• [STATED PROBLEM]:
Copy each line with the word "structure" in it.

━━━ MATERIAL SUPPLIED

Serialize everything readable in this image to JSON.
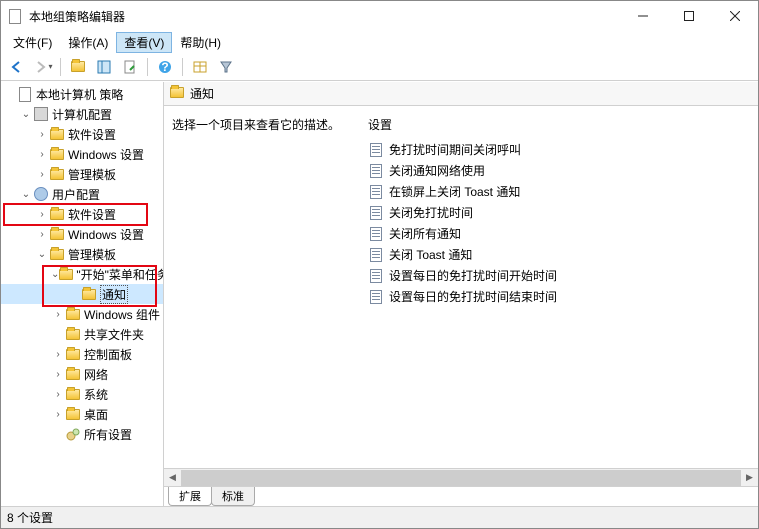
{
  "window_title": "本地组策略编辑器",
  "menu": {
    "file": "文件(F)",
    "action": "操作(A)",
    "view": "查看(V)",
    "help": "帮助(H)"
  },
  "tree": {
    "root": "本地计算机 策略",
    "computer_config": "计算机配置",
    "cc_software": "软件设置",
    "cc_windows": "Windows 设置",
    "cc_templates": "管理模板",
    "user_config": "用户配置",
    "uc_software": "软件设置",
    "uc_windows": "Windows 设置",
    "uc_templates": "管理模板",
    "start_menu": "\"开始\"菜单和任务栏",
    "notifications": "通知",
    "win_components": "Windows 组件",
    "shared_folders": "共享文件夹",
    "control_panel": "控制面板",
    "network": "网络",
    "system": "系统",
    "desktop": "桌面",
    "all_settings": "所有设置"
  },
  "content": {
    "title": "通知",
    "description_prompt": "选择一个项目来查看它的描述。",
    "settings_header": "设置",
    "settings": [
      "免打扰时间期间关闭呼叫",
      "关闭通知网络使用",
      "在锁屏上关闭 Toast 通知",
      "关闭免打扰时间",
      "关闭所有通知",
      "关闭 Toast 通知",
      "设置每日的免打扰时间开始时间",
      "设置每日的免打扰时间结束时间"
    ]
  },
  "tabs": {
    "extended": "扩展",
    "standard": "标准"
  },
  "status": "8 个设置"
}
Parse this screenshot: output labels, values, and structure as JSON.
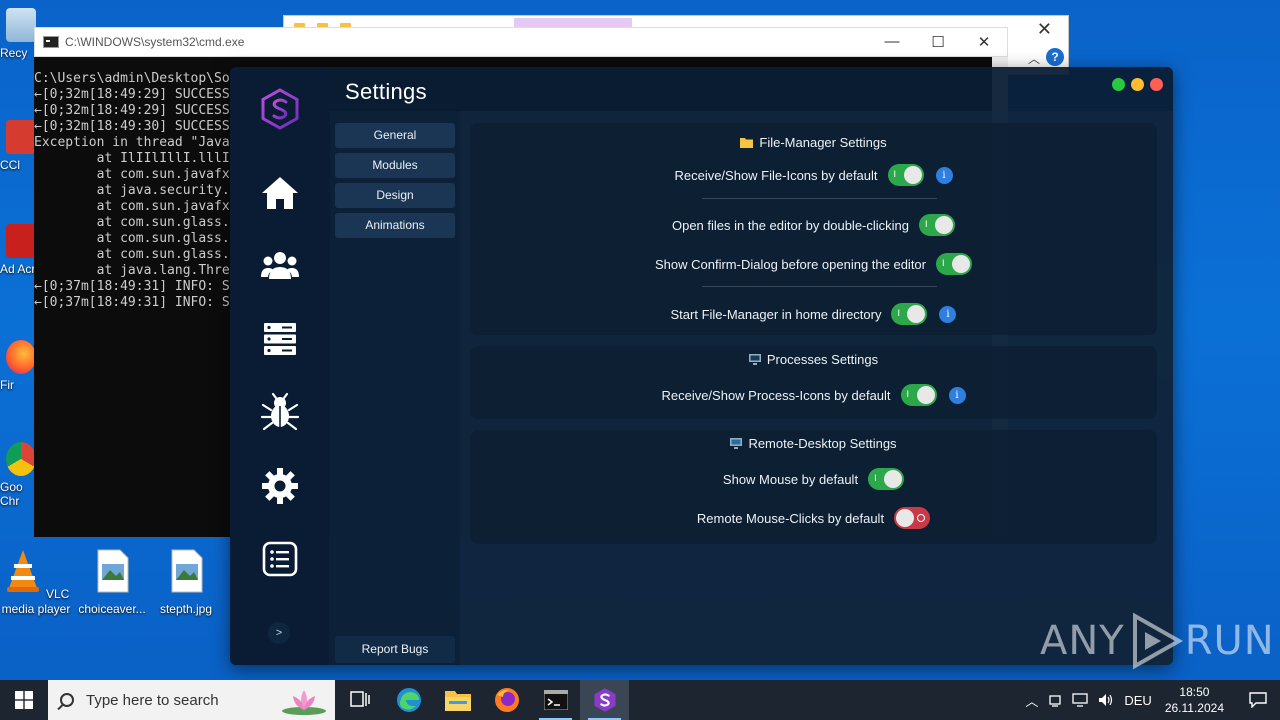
{
  "desktop": {
    "icons": [
      {
        "label": "VLC media player"
      },
      {
        "label": "choiceaver..."
      },
      {
        "label": "stepth.jpg"
      }
    ],
    "partial_labels": [
      "Recy",
      "CCl",
      "Ad Acr",
      "Fir",
      "Goo Chr"
    ]
  },
  "explorer": {
    "close": "✕",
    "help": "?"
  },
  "cmd": {
    "title": "C:\\WINDOWS\\system32\\cmd.exe",
    "minimize": "—",
    "maximize": "☐",
    "close": "✕",
    "lines": [
      "C:\\Users\\admin\\Desktop\\So",
      "←[0;32m[18:49:29] SUCCESS",
      "←[0;32m[18:49:29] SUCCESS",
      "←[0;32m[18:49:30] SUCCESS",
      "Exception in thread \"Java",
      "        at IlIIlIllI.lllI",
      "        at com.sun.javafx",
      "        at java.security.",
      "        at com.sun.javafx",
      "        at com.sun.glass.",
      "        at com.sun.glass.",
      "        at com.sun.glass.",
      "        at java.lang.Thre",
      "←[0;37m[18:49:31] INFO: S",
      "←[0;37m[18:49:31] INFO: S"
    ]
  },
  "app": {
    "title": "Settings",
    "window_dots": [
      "#28c840",
      "#febc2e",
      "#ff5f57"
    ],
    "accent": "#a64dd6",
    "nav_icons": [
      "home-icon",
      "users-icon",
      "server-icon",
      "bug-icon",
      "gear-icon",
      "list-icon"
    ],
    "collapse": ">",
    "sub_nav": [
      "General",
      "Modules",
      "Design",
      "Animations"
    ],
    "report_bugs": "Report Bugs",
    "sections": {
      "file_manager": {
        "title": "File-Manager Settings",
        "rows": [
          {
            "label": "Receive/Show File-Icons by default",
            "on": true,
            "info": true
          },
          {
            "label": "Open files in the editor by double-clicking",
            "on": true,
            "info": false
          },
          {
            "label": "Show Confirm-Dialog before opening the editor",
            "on": true,
            "info": false
          },
          {
            "label": "Start File-Manager in home directory",
            "on": true,
            "info": true
          }
        ]
      },
      "processes": {
        "title": "Processes Settings",
        "rows": [
          {
            "label": "Receive/Show Process-Icons by default",
            "on": true,
            "info": true
          }
        ]
      },
      "remote_desktop": {
        "title": "Remote-Desktop Settings",
        "rows": [
          {
            "label": "Show Mouse by default",
            "on": true,
            "info": false
          },
          {
            "label": "Remote Mouse-Clicks by default",
            "on": false,
            "info": false
          }
        ]
      }
    },
    "toggle_on_mark": "I",
    "info_mark": "i"
  },
  "watermark": {
    "left": "ANY",
    "right": "RUN"
  },
  "taskbar": {
    "search_placeholder": "Type here to search",
    "language": "DEU",
    "time": "18:50",
    "date": "26.11.2024"
  }
}
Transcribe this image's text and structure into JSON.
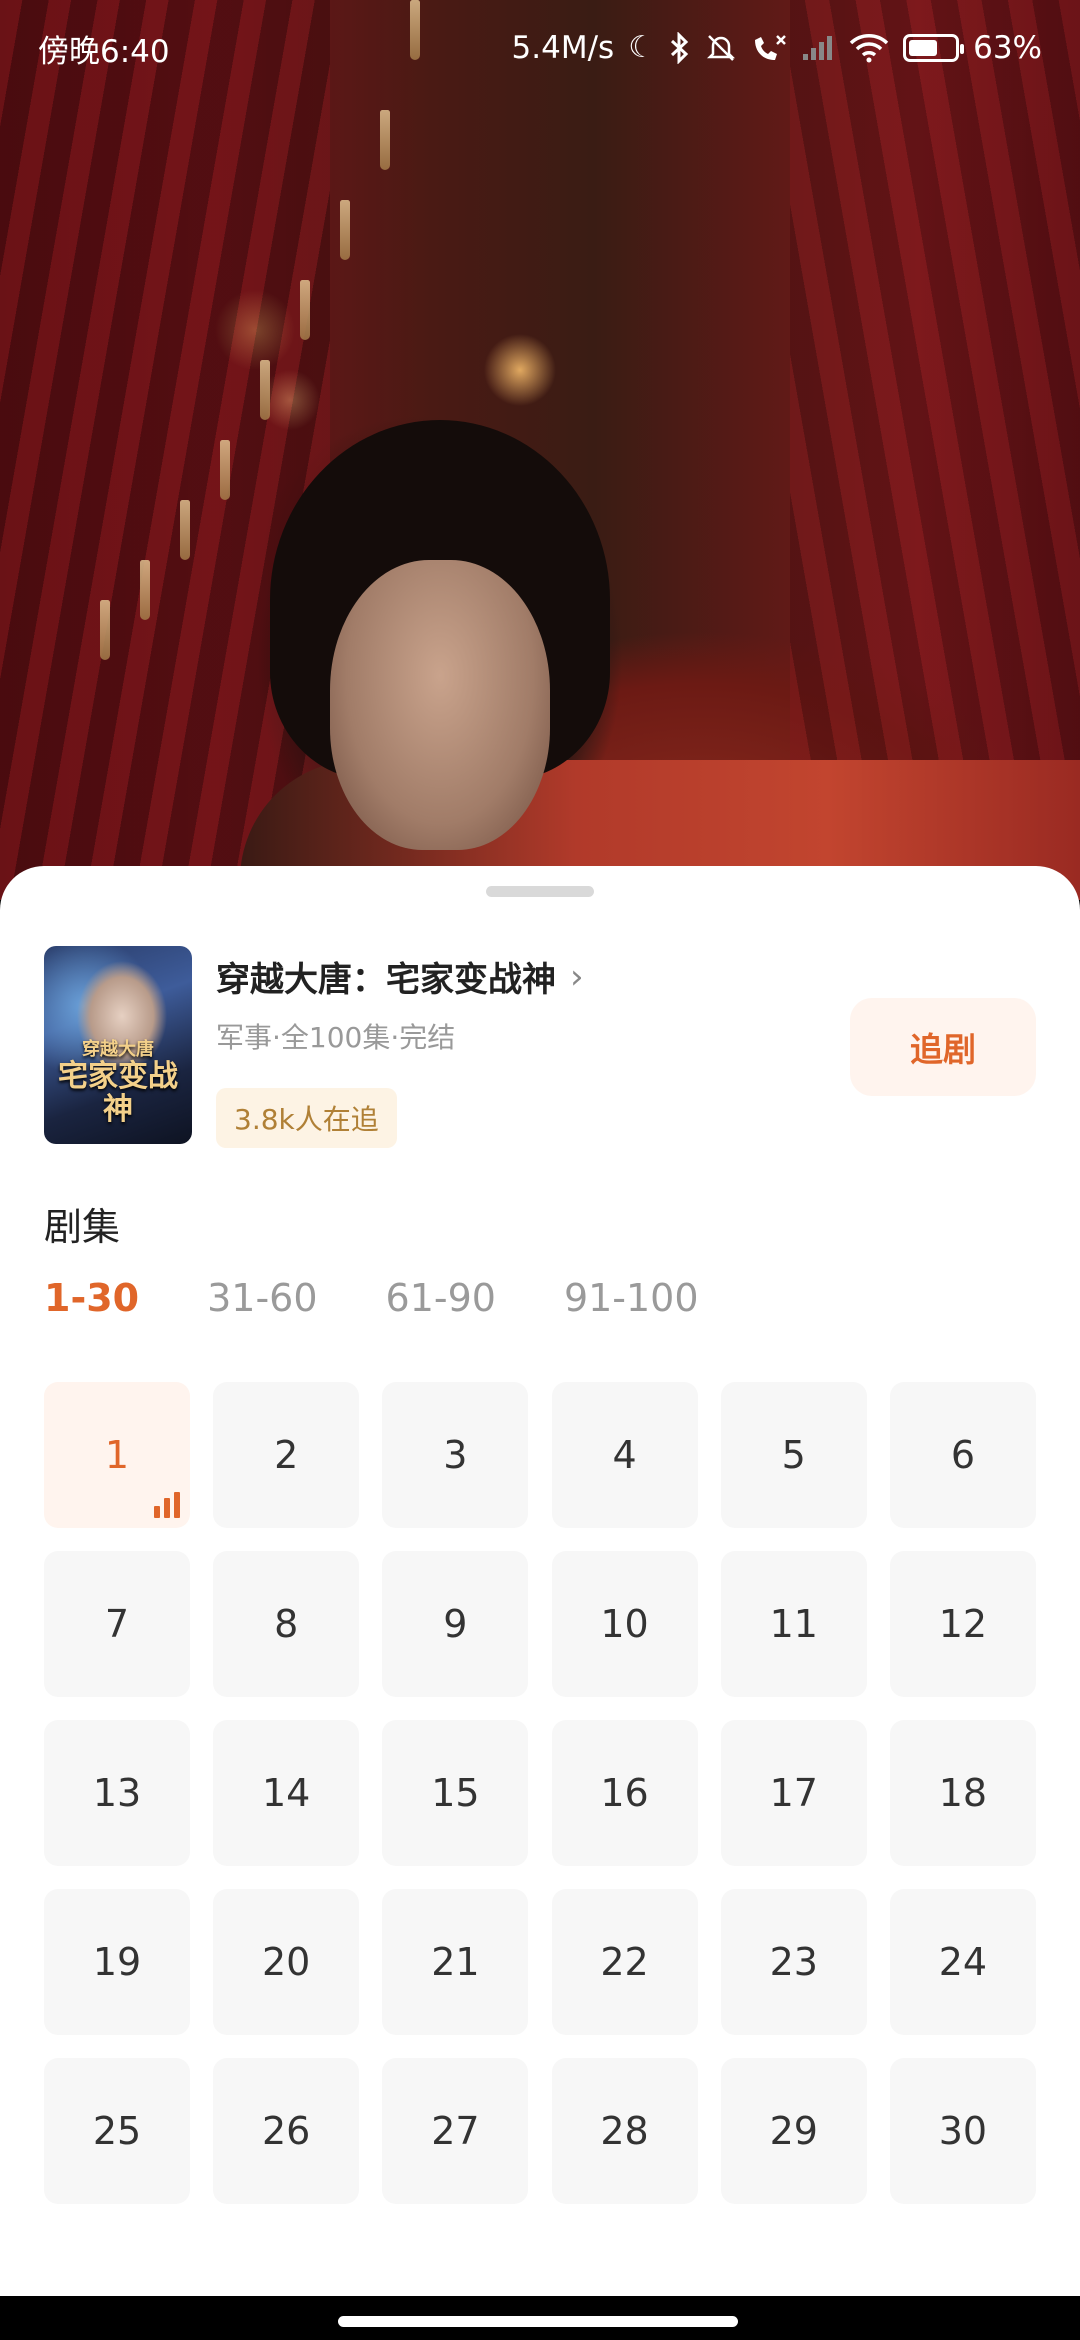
{
  "status_bar": {
    "time": "傍晚6:40",
    "net_speed": "5.4M/s",
    "battery_pct": "63%",
    "battery_level": 0.63,
    "icons": [
      "moon-icon",
      "bluetooth-icon",
      "bell-muted-icon",
      "call-missed-icon",
      "signal-icon",
      "wifi-icon",
      "battery-icon"
    ]
  },
  "drama": {
    "poster_text_line1": "穿越大唐",
    "poster_text_line2": "宅家变战神",
    "title": "穿越大唐：宅家变战神",
    "meta": "军事·全100集·完结",
    "followers": "3.8k人在追",
    "follow_button": "追剧"
  },
  "episodes": {
    "section_title": "剧集",
    "ranges": [
      "1-30",
      "31-60",
      "61-90",
      "91-100"
    ],
    "active_range_index": 0,
    "active_episode": 1,
    "list": [
      "1",
      "2",
      "3",
      "4",
      "5",
      "6",
      "7",
      "8",
      "9",
      "10",
      "11",
      "12",
      "13",
      "14",
      "15",
      "16",
      "17",
      "18",
      "19",
      "20",
      "21",
      "22",
      "23",
      "24",
      "25",
      "26",
      "27",
      "28",
      "29",
      "30"
    ]
  },
  "colors": {
    "accent": "#e0662a",
    "badge_bg": "#fdf3e4",
    "badge_text": "#b08036",
    "tile_bg": "#f7f7f7"
  }
}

━━━━━━

• [WRITTEN SOLUTION]:
Parse this screenshot: output labels, values, and structure as JSON.
Transcribe this image's text and structure into JSON.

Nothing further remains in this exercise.